### Task to carry out:
Answer these questions from the IS-Academia analysis below:
1. Which tool is used to pull the names and values of the HTML `<input>` fields?
2. What tool intercepts the requests when the form is submitted?
3. Which parameters can be removed entirely from the request URL?

# IS-Academia Analysis
This is a data analysis of the IS-Academia data accessible by anyone, without authentication.

**Goal** : 
* Find out how much time do EPFL's students in Computer Science need to get their Bachelor. 
* Do a similar analysis for the Master's degree. 

---

## Collecting the Data

The challenge before analysing the data is to extract this data from the IS-Academia website. By looking at this [page](http://isa.epfl.ch/imoniteur_ISAP/%21gedpublicreports.htm?ww_i_reportmodel=133685247), we can extract information about the names and different values of the HTML `<input>` fields using *Beautiful Soup*. Then we will be able to generate a valid request to get the wanted data. 

### Analysing the requests using Postman

With the *Postman interceptor*, we can intercept requests when submitting the form we are interested in. 
A valid request URL looks like this : 

`http://isa.epfl.ch/imoniteur_ISAP/!GEDPUBLICREPORTS.filter?ww_b_list=1&ww_i_reportmodel=133685247&ww_c_langue=&ww_i_reportModelXsl=133685270&zz_x_UNITE_ACAD=Informatique&ww_x_UNITE_ACAD=249847&zz_x_PERIODE_ACAD=2016-2017&ww_x_PERIODE_ACAD=355925344&zz_x_PERIODE_PEDAGO=Bachelor+semestre+1&ww_x_PERIODE_PEDAGO=249108&zz_x_HIVERETE=Semestre+d%27automne&ww_x_HIVERETE=2936286&dummy=ok`

You can see there are redundant information, for example : `zz_x_UNITE_ACAD=Informatique` and `ww_x_UNITE_ACAD=249847`. You can imagine that getting rid of one of them can still work. It's actually the case, you can get rid of all the `zz_x_*` parameters. With a closer analysis, you can see that the `ww_x_*` parameters correspond to the actual values in the HTML dropdowns.

### Excerpted data:
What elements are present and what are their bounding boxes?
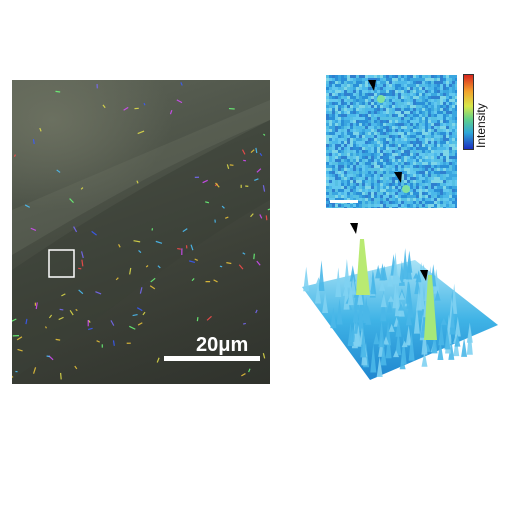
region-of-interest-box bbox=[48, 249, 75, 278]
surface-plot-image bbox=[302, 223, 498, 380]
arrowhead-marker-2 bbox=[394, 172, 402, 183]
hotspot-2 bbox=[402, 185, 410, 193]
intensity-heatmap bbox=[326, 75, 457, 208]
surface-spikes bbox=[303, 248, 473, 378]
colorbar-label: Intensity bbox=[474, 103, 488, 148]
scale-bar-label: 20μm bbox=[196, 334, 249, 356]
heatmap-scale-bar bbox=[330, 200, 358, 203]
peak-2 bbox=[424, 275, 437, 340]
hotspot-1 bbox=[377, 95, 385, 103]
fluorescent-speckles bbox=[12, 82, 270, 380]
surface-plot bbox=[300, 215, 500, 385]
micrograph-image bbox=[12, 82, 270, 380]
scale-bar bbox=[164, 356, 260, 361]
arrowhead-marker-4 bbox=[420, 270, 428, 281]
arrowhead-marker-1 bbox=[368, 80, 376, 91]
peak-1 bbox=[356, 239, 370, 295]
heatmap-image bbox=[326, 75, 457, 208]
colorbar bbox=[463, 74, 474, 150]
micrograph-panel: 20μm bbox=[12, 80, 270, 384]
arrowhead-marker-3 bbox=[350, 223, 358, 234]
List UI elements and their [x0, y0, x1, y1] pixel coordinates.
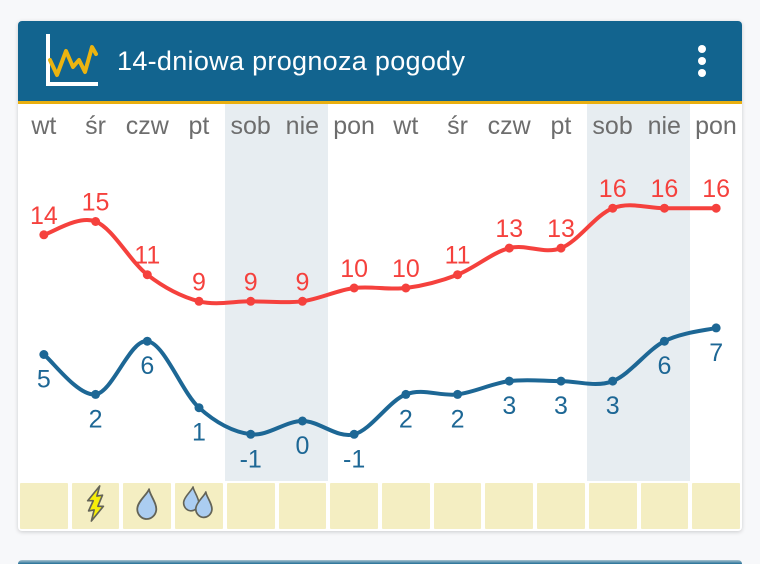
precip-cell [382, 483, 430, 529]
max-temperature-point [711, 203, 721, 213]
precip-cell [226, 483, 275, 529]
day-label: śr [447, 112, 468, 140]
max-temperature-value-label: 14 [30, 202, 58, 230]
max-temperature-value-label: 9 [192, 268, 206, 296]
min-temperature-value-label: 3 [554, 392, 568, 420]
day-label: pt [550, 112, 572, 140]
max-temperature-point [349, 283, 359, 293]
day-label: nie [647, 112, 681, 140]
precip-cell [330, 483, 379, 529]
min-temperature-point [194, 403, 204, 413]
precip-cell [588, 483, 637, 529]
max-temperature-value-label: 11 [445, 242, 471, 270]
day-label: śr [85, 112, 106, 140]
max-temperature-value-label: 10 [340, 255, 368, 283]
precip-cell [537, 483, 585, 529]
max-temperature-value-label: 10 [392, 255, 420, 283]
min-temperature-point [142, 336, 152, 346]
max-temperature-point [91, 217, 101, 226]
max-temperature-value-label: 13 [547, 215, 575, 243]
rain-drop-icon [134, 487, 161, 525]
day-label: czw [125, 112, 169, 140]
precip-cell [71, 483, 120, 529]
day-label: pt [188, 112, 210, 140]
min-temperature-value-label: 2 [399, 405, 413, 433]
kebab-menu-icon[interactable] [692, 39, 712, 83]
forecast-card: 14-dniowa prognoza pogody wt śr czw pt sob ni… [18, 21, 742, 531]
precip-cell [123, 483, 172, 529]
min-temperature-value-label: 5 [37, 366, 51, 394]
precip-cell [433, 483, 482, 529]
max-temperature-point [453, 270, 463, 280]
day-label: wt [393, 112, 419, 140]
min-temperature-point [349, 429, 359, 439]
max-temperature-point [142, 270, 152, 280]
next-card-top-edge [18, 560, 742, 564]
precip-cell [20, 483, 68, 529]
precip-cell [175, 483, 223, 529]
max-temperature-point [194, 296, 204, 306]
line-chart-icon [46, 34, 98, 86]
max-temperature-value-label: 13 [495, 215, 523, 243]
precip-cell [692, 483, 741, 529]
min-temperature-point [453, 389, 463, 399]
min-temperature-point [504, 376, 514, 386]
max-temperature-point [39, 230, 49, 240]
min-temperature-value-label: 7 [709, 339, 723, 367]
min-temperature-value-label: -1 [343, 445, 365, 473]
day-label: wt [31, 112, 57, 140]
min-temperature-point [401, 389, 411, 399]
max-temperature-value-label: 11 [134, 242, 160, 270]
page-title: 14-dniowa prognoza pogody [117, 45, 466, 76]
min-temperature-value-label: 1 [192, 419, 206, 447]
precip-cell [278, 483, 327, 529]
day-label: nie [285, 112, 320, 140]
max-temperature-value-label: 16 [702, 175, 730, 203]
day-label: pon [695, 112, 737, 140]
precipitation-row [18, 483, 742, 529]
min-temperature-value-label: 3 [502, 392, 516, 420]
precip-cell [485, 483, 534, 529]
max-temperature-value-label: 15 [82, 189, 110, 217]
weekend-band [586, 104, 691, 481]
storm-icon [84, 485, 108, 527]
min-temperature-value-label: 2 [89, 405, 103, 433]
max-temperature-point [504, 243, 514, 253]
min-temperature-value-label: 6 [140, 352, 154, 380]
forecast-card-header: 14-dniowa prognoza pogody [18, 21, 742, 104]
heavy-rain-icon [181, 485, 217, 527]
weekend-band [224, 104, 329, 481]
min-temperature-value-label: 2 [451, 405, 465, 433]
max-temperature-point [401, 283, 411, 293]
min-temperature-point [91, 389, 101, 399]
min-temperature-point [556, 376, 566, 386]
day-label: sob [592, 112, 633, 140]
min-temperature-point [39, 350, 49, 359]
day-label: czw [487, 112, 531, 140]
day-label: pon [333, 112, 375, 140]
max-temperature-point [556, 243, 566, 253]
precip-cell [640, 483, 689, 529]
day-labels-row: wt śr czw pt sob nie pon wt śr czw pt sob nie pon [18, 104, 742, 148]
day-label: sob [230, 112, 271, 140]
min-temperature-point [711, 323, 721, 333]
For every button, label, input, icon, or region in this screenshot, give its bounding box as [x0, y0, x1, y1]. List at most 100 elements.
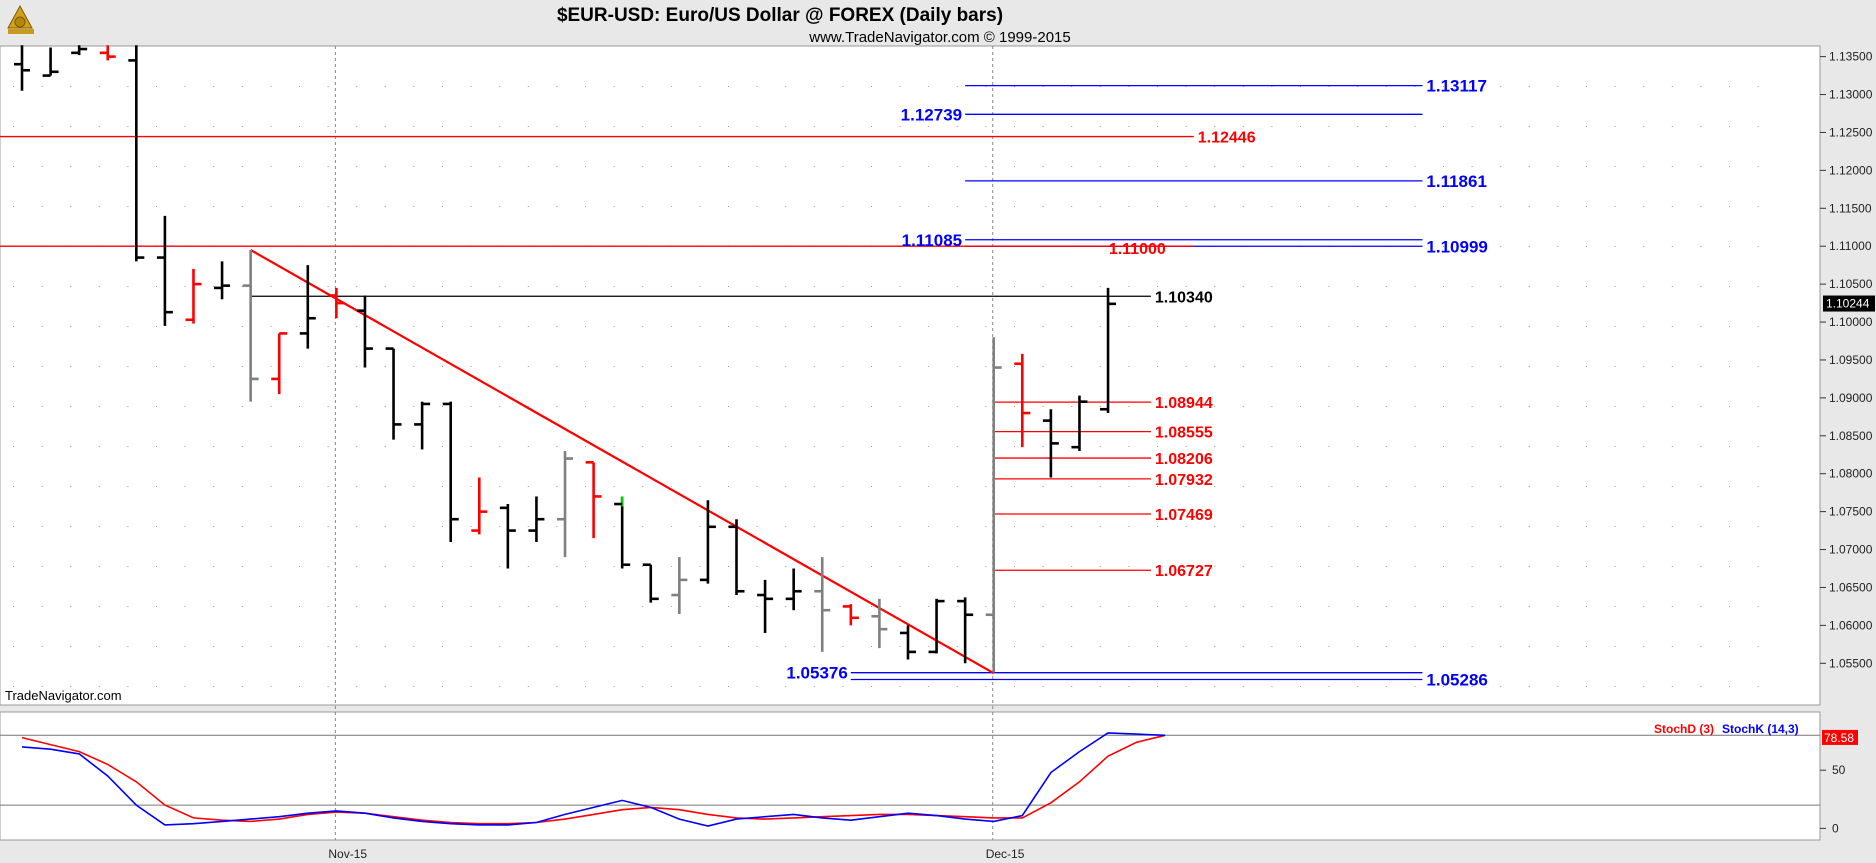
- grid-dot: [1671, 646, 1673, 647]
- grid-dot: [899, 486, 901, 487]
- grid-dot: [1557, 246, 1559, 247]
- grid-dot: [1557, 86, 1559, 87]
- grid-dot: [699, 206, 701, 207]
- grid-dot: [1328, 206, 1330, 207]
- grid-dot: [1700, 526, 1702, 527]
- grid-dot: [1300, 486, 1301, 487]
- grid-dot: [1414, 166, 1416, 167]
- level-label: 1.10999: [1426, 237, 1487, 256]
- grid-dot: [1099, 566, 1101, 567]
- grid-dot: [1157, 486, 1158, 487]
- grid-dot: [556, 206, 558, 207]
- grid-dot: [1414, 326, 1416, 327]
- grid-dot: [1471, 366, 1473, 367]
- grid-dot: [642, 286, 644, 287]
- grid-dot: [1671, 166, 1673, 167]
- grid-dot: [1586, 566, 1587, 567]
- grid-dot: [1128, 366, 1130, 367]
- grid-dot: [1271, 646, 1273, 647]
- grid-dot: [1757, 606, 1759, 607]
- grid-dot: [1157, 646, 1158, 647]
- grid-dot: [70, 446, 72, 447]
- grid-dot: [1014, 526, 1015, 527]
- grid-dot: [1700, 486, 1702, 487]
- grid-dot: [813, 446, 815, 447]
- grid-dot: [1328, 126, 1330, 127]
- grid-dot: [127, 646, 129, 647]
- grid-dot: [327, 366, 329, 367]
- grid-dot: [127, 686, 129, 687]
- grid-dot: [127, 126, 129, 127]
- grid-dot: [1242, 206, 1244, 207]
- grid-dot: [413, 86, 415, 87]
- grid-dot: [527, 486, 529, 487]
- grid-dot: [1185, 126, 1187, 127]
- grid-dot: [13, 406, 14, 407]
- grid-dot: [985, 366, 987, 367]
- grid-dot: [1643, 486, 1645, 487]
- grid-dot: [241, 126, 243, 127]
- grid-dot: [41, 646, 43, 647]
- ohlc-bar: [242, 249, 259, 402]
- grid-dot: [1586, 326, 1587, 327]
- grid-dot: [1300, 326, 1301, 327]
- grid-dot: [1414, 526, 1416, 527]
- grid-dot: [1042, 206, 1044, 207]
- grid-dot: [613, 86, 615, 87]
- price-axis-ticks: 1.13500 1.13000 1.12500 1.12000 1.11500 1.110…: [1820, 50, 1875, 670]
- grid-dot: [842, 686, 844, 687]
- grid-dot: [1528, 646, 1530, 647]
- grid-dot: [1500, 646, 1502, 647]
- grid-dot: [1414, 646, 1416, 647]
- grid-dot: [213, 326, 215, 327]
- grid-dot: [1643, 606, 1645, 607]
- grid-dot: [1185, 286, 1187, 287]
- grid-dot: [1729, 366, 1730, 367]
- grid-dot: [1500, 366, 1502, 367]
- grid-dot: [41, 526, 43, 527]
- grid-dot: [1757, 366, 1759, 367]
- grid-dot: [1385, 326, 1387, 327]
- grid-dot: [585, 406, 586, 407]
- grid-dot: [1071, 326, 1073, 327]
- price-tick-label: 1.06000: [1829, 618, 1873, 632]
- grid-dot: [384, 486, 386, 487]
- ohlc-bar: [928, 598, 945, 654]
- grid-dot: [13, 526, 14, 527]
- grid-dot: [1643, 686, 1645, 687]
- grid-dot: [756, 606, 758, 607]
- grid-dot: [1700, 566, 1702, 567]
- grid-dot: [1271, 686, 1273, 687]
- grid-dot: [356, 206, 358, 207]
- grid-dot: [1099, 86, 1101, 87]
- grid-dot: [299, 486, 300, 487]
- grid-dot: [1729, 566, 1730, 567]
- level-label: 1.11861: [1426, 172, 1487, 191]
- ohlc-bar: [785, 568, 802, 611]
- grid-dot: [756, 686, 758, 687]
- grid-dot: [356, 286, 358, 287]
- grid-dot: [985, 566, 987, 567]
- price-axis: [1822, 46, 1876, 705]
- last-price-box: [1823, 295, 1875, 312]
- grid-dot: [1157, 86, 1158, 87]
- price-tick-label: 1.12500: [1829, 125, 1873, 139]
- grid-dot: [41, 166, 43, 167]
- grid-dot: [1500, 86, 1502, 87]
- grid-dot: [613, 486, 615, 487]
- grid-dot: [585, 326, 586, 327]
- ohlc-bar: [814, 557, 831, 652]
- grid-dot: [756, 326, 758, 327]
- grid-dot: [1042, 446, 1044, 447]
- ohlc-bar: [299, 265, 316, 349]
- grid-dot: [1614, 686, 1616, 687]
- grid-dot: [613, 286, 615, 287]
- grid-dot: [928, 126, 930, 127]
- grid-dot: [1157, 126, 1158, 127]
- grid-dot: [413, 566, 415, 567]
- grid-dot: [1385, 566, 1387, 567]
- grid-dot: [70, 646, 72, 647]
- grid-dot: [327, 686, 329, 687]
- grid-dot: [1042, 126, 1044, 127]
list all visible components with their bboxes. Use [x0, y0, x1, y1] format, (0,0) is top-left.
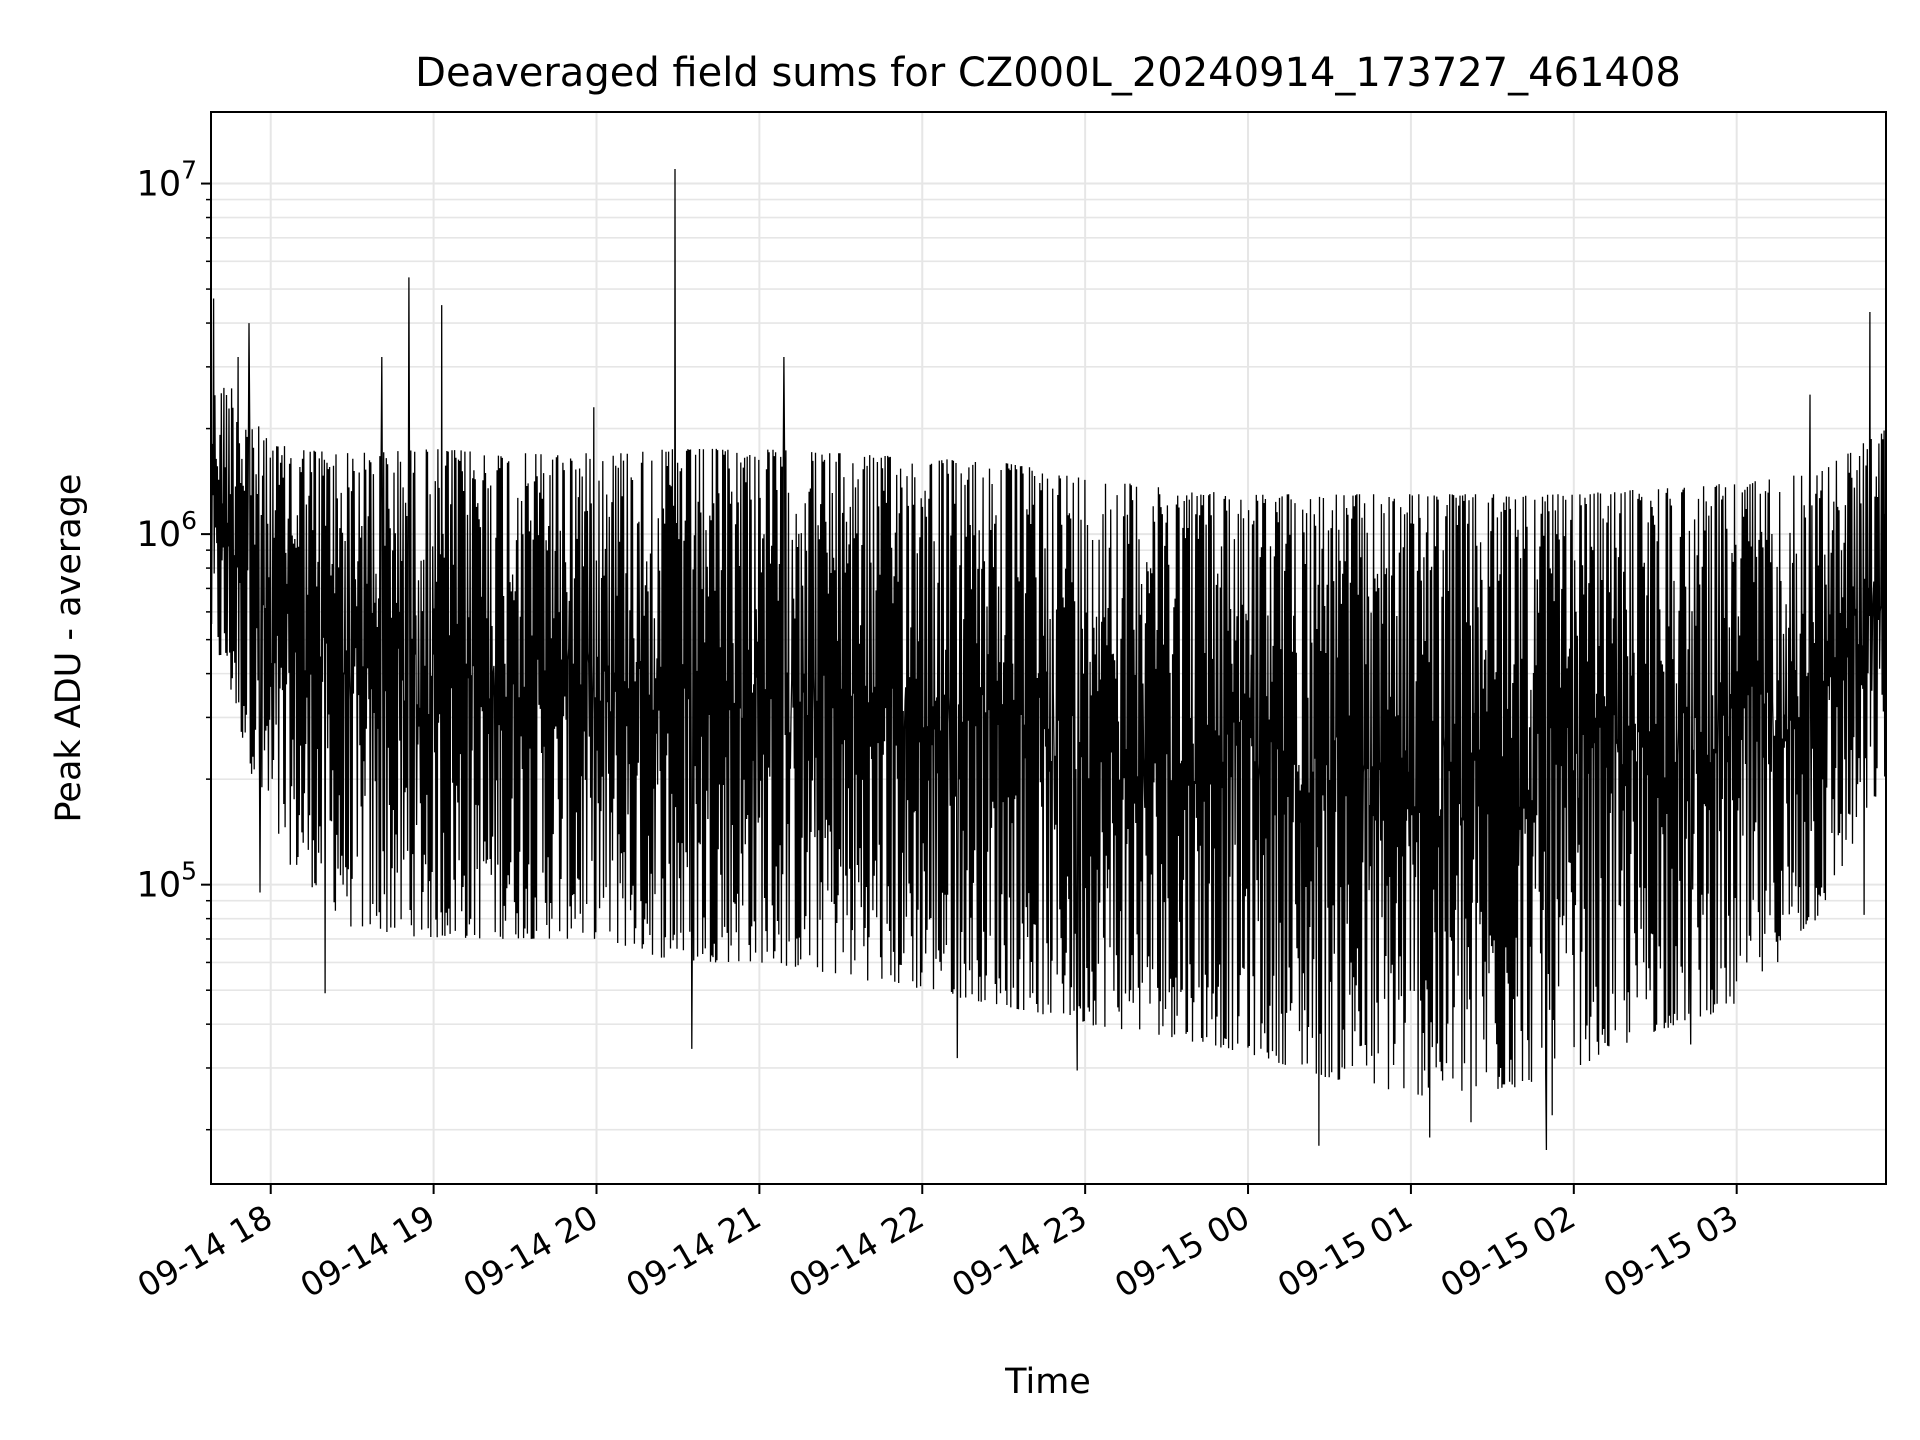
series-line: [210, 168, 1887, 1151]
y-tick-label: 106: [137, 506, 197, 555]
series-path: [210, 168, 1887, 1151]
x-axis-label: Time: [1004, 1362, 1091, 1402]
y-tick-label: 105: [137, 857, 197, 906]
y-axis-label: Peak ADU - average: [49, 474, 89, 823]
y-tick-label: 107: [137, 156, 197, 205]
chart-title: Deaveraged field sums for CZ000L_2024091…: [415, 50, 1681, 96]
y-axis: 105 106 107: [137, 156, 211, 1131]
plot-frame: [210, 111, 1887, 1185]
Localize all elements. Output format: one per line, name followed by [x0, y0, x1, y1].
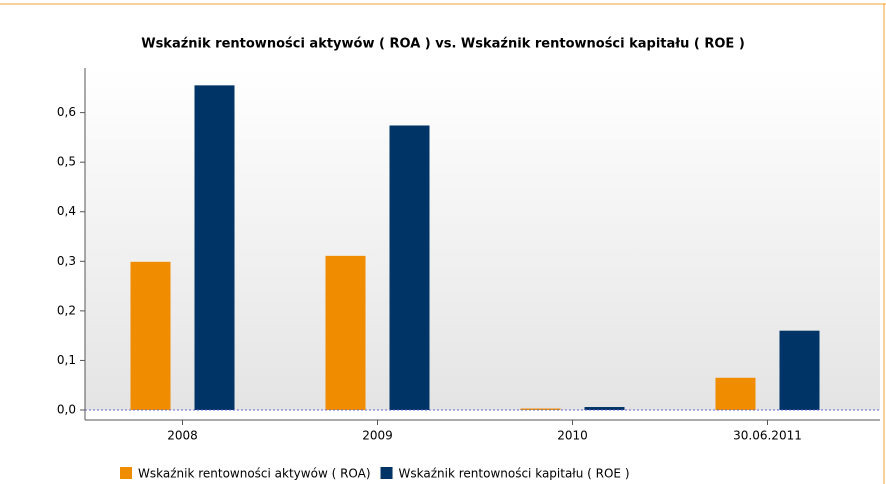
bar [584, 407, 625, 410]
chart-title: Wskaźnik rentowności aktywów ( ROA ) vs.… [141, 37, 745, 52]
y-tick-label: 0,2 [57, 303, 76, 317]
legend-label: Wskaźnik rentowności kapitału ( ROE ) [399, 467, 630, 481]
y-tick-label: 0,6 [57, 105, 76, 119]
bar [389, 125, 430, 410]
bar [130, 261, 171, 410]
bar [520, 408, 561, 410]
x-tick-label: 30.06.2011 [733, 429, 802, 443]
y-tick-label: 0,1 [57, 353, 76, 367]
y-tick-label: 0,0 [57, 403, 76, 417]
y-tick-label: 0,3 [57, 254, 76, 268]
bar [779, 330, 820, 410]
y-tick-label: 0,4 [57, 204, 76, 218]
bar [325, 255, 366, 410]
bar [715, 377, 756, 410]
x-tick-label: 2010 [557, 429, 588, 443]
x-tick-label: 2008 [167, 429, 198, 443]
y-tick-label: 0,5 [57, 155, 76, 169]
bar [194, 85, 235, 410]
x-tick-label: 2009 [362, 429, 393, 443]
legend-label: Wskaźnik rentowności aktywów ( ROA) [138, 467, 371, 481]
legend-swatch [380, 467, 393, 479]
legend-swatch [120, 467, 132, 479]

### Answer to the task:
1. Beautiful Soup
2. The Postman interceptor
3. All the `zz_x_*` parameters